→ YOUR OBJECTIVE:
Repeat the material in full. Keep every line exactly as it is.

## begin GIVEN INFORMATION

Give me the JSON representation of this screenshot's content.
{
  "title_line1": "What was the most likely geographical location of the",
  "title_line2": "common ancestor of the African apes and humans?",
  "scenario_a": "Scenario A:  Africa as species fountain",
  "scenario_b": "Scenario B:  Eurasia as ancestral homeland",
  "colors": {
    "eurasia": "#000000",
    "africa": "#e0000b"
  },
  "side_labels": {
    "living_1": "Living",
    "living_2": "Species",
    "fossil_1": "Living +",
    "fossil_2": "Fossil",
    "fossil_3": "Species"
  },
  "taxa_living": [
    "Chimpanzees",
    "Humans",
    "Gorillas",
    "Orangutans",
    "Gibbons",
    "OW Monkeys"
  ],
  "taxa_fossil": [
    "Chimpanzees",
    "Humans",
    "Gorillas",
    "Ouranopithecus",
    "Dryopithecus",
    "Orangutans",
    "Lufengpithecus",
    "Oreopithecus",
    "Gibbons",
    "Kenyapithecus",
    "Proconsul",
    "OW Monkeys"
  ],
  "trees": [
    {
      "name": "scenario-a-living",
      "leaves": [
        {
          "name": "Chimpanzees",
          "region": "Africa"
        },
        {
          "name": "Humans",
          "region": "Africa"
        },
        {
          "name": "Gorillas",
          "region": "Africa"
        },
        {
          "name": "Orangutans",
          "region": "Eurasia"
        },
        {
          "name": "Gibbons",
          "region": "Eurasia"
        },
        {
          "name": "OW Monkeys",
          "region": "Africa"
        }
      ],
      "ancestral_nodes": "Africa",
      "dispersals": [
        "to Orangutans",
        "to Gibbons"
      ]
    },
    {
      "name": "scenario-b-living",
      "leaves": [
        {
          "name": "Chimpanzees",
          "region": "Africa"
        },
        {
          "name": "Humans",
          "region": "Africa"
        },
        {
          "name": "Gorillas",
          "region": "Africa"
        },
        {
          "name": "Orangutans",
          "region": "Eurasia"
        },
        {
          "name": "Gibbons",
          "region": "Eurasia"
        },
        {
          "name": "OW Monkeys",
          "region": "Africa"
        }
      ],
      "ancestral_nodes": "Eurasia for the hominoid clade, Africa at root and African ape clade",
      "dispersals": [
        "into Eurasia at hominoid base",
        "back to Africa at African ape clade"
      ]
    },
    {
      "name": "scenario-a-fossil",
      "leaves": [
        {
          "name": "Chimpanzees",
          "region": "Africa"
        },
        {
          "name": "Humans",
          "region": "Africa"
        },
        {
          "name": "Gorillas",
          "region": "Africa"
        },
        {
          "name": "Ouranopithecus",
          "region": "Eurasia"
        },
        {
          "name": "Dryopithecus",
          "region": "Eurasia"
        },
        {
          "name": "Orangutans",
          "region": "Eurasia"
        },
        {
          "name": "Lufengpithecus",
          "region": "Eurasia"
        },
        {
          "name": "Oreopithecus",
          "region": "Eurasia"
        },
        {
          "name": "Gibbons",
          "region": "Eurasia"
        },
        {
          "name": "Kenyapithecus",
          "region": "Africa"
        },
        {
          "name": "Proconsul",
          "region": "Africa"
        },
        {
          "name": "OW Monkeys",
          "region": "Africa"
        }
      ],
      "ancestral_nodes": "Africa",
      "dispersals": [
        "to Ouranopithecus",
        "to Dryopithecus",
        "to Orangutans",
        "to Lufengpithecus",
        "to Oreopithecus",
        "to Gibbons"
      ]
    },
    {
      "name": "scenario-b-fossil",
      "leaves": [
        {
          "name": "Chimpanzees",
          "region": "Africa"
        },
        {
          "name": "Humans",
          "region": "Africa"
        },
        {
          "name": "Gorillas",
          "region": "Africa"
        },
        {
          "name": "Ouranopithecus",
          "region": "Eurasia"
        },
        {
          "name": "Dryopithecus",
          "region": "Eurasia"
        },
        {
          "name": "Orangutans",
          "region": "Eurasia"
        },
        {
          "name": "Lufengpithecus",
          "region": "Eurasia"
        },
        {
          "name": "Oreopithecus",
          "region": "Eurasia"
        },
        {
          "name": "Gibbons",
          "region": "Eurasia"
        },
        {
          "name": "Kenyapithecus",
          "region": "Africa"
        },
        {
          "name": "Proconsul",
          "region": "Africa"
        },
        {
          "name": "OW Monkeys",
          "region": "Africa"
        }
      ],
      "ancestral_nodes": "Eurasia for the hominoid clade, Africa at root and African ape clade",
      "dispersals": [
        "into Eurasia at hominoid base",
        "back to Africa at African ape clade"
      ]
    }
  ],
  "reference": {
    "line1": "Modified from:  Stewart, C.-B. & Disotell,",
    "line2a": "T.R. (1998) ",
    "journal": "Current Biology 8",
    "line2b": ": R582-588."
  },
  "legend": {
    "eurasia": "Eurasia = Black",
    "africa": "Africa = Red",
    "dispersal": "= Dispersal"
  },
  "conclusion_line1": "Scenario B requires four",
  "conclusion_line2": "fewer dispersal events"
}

## end GIVEN INFORMATION

→ OUTPUT OF THE TASK:
Give me the JSON representation of this screenshot's content.
{
  "title_line1": "What was the most likely geographical location of the",
  "title_line2": "common ancestor of the African apes and humans?",
  "scenario_a": "Scenario A:  Africa as species fountain",
  "scenario_b": "Scenario B:  Eurasia as ancestral homeland",
  "colors": {
    "eurasia": "#000000",
    "africa": "#e0000b"
  },
  "side_labels": {
    "living_1": "Living",
    "living_2": "Species",
    "fossil_1": "Living +",
    "fossil_2": "Fossil",
    "fossil_3": "Species"
  },
  "taxa_living": [
    "Chimpanzees",
    "Humans",
    "Gorillas",
    "Orangutans",
    "Gibbons",
    "OW Monkeys"
  ],
  "taxa_fossil": [
    "Chimpanzees",
    "Humans",
    "Gorillas",
    "Ouranopithecus",
    "Dryopithecus",
    "Orangutans",
    "Lufengpithecus",
    "Oreopithecus",
    "Gibbons",
    "Kenyapithecus",
    "Proconsul",
    "OW Monkeys"
  ],
  "trees": [
    {
      "name": "scenario-a-living",
      "leaves": [
        {
          "name": "Chimpanzees",
          "region": "Africa"
        },
        {
          "name": "Humans",
          "region": "Africa"
        },
        {
          "name": "Gorillas",
          "region": "Africa"
        },
        {
          "name": "Orangutans",
          "region": "Eurasia"
        },
        {
          "name": "Gibbons",
          "region": "Eurasia"
        },
        {
          "name": "OW Monkeys",
          "region": "Africa"
        }
      ],
      "ancestral_nodes": "Africa",
      "dispersals": [
        "to Orangutans",
        "to Gibbons"
      ]
    },
    {
      "name": "scenario-b-living",
      "leaves": [
        {
          "name": "Chimpanzees",
          "region": "Africa"
        },
        {
          "name": "Humans",
          "region": "Africa"
        },
        {
          "name": "Gorillas",
          "region": "Africa"
        },
        {
          "name": "Orangutans",
          "region": "Eurasia"
        },
        {
          "name": "Gibbons",
          "region": "Eurasia"
        },
        {
          "name": "OW Monkeys",
          "region": "Africa"
        }
      ],
      "ancestral_nodes": "Eurasia for the hominoid clade, Africa at root and African ape clade",
      "dispersals": [
        "into Eurasia at hominoid base",
        "back to Africa at African ape clade"
      ]
    },
    {
      "name": "scenario-a-fossil",
      "leaves": [
        {
          "name": "Chimpanzees",
          "region": "Africa"
        },
        {
          "name": "Humans",
          "region": "Africa"
        },
        {
          "name": "Gorillas",
          "region": "Africa"
        },
        {
          "name": "Ouranopithecus",
          "region": "Eurasia"
        },
        {
          "name": "Dryopithecus",
          "region": "Eurasia"
        },
        {
          "name": "Orangutans",
          "region": "Eurasia"
        },
        {
          "name": "Lufengpithecus",
          "region": "Eurasia"
        },
        {
          "name": "Oreopithecus",
          "region": "Eurasia"
        },
        {
          "name": "Gibbons",
          "region": "Eurasia"
        },
        {
          "name": "Kenyapithecus",
          "region": "Africa"
        },
        {
          "name": "Proconsul",
          "region": "Africa"
        },
        {
          "name": "OW Monkeys",
          "region": "Africa"
        }
      ],
      "ancestral_nodes": "Africa",
      "dispersals": [
        "to Ouranopithecus",
        "to Dryopithecus",
        "to Orangutans",
        "to Lufengpithecus",
        "to Oreopithecus",
        "to Gibbons"
      ]
    },
    {
      "name": "scenario-b-fossil",
      "leaves": [
        {
          "name": "Chimpanzees",
          "region": "Africa"
        },
        {
          "name": "Humans",
          "region": "Africa"
        },
        {
          "name": "Gorillas",
          "region": "Africa"
        },
        {
          "name": "Ouranopithecus",
          "region": "Eurasia"
        },
        {
          "name": "Dryopithecus",
          "region": "Eurasia"
        },
        {
          "name": "Orangutans",
          "region": "Eurasia"
        },
        {
          "name": "Lufengpithecus",
          "region": "Eurasia"
        },
        {
          "name": "Oreopithecus",
          "region": "Eurasia"
        },
        {
          "name": "Gibbons",
          "region": "Eurasia"
        },
        {
          "name": "Kenyapithecus",
          "region": "Africa"
        },
        {
          "name": "Proconsul",
          "region": "Africa"
        },
        {
          "name": "OW Monkeys",
          "region": "Africa"
        }
      ],
      "ancestral_nodes": "Eurasia for the hominoid clade, Africa at root and African ape clade",
      "dispersals": [
        "into Eurasia at hominoid base",
        "back to Africa at African ape clade"
      ]
    }
  ],
  "reference": {
    "line1": "Modified from:  Stewart, C.-B. & Disotell,",
    "line2a": "T.R. (1998) ",
    "journal": "Current Biology 8",
    "line2b": ": R582-588."
  },
  "legend": {
    "eurasia": "Eurasia = Black",
    "africa": "Africa = Red",
    "dispersal": "= Dispersal"
  },
  "conclusion_line1": "Scenario B requires four",
  "conclusion_line2": "fewer dispersal events"
}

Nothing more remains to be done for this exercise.